> [INSTRUCTIONS FOR THE TASK]
Copy every entry precisely.

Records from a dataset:

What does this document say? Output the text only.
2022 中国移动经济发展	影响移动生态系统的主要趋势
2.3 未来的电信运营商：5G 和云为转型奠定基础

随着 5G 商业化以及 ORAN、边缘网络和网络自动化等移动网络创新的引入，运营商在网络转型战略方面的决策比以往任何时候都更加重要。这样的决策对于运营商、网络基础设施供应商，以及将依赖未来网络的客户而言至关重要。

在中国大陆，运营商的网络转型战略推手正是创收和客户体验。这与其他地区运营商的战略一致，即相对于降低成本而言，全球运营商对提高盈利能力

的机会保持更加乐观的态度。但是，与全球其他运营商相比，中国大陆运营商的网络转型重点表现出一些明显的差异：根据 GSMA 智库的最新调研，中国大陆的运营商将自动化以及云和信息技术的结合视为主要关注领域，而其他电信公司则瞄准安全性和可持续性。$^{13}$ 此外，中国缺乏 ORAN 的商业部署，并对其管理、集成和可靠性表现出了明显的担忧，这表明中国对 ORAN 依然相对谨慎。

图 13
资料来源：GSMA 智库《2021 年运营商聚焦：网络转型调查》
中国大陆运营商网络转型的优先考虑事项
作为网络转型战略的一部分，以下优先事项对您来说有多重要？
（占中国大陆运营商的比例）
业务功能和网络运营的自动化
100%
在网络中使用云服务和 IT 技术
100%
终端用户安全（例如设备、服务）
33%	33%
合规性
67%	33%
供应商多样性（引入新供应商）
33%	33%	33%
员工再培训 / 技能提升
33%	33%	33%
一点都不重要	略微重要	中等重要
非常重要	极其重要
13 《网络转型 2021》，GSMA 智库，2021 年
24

> [THE COMPLETED TASK]
What does this document say? Output the text only.
2022 中国移动经济发展	影响移动生态系统的主要趋势
2.3 未来的电信运营商：5G 和云为转型奠定基础

随着 5G 商业化以及 ORAN、边缘网络和网络自动化等移动网络创新的引入，运营商在网络转型战略方面的决策比以往任何时候都更加重要。这样的决策对于运营商、网络基础设施供应商，以及将依赖未来网络的客户而言至关重要。

在中国大陆，运营商的网络转型战略推手正是创收和客户体验。这与其他地区运营商的战略一致，即相对于降低成本而言，全球运营商对提高盈利能力

的机会保持更加乐观的态度。但是，与全球其他运营商相比，中国大陆运营商的网络转型重点表现出一些明显的差异：根据 GSMA 智库的最新调研，中国大陆的运营商将自动化以及云和信息技术的结合视为主要关注领域，而其他电信公司则瞄准安全性和可持续性。$^{13}$ 此外，中国缺乏 ORAN 的商业部署，并对其管理、集成和可靠性表现出了明显的担忧，这表明中国对 ORAN 依然相对谨慎。

图 13
资料来源：GSMA 智库《2021 年运营商聚焦：网络转型调查》
中国大陆运营商网络转型的优先考虑事项
作为网络转型战略的一部分，以下优先事项对您来说有多重要？
（占中国大陆运营商的比例）
业务功能和网络运营的自动化
100%
在网络中使用云服务和 IT 技术
100%
终端用户安全（例如设备、服务）
33%	33%
合规性
67%	33%
供应商多样性（引入新供应商）
33%	33%	33%
员工再培训 / 技能提升
33%	33%	33%
一点都不重要	略微重要	中等重要
非常重要	极其重要
13 《网络转型 2021》，GSMA 智库，2021 年
24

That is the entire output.